ROWS

^^^^^^^^

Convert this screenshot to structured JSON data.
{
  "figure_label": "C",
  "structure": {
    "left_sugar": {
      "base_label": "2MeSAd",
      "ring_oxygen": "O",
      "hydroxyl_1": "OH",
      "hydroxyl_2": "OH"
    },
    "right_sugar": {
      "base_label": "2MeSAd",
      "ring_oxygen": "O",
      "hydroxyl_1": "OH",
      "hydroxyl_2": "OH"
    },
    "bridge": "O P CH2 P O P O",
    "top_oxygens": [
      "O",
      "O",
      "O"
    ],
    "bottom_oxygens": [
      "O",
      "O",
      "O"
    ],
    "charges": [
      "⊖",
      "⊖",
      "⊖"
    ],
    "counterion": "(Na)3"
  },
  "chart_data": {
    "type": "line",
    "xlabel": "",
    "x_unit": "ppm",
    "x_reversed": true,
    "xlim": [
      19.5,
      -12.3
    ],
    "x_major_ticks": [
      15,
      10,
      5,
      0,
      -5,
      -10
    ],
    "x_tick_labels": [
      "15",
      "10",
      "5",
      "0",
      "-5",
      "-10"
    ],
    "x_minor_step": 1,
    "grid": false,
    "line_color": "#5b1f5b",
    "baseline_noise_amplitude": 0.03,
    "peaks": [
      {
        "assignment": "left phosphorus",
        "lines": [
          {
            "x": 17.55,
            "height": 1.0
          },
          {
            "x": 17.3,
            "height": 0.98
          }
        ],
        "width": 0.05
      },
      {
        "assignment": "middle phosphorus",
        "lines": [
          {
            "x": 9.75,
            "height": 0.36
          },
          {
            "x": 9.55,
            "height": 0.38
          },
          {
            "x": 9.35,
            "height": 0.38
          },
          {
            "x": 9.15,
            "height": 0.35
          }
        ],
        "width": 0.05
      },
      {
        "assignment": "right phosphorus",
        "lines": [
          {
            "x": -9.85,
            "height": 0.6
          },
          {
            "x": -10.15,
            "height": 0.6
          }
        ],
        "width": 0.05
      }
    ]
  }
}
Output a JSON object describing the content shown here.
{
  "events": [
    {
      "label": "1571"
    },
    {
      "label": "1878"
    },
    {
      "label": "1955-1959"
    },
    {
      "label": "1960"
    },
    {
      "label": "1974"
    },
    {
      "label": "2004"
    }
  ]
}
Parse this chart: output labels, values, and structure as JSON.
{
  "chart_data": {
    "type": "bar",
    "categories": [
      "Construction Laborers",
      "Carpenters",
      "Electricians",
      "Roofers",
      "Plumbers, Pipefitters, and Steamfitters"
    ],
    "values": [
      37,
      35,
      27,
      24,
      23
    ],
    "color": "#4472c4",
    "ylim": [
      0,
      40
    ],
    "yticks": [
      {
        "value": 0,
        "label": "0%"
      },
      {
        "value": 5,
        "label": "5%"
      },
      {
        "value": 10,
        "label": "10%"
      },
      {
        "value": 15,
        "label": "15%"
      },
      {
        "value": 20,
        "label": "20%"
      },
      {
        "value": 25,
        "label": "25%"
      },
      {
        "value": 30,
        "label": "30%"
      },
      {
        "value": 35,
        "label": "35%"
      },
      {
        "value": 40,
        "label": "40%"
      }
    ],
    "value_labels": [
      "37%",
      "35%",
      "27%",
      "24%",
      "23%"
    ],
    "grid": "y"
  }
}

^^^^^^^^

WHAT THE TASK ASKS
In the entries above, locate every line with the word "values" and copy it.

THE RESPONSE
Parse this chart: output labels, values, and structure as JSON.
    "values": [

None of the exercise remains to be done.